Goal: Pick out each line containing the string "name" and copy it.

Saved data entries:

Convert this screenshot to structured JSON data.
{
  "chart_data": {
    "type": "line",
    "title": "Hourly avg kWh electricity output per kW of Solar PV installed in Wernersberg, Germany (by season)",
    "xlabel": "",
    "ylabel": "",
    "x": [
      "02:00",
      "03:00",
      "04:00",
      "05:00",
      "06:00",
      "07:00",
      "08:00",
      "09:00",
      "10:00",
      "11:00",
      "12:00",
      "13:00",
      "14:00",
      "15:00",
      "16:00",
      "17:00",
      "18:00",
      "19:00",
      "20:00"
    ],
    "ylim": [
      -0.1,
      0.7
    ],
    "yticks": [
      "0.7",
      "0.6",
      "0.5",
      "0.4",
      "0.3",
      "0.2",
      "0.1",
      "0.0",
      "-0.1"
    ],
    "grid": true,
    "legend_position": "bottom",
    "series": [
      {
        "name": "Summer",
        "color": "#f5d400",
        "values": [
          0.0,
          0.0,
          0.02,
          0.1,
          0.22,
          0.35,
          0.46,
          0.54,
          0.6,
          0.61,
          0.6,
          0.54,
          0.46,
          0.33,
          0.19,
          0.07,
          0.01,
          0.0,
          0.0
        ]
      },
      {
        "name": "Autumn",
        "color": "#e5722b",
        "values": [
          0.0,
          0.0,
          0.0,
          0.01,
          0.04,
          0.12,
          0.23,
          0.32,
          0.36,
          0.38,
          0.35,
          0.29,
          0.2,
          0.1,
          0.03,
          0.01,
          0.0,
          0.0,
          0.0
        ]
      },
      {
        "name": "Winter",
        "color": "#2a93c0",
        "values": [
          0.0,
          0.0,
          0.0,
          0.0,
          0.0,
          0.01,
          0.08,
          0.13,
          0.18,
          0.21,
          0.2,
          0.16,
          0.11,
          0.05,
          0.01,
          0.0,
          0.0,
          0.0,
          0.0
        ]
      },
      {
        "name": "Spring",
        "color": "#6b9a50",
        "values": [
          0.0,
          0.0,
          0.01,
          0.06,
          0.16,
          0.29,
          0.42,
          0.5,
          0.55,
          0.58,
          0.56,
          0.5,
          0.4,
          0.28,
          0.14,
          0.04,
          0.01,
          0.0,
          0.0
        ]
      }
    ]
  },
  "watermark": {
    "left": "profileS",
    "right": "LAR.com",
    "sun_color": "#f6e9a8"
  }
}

Correct output:
        "name": "Summer",
        "name": "Autumn",
        "name": "Winter",
        "name": "Spring",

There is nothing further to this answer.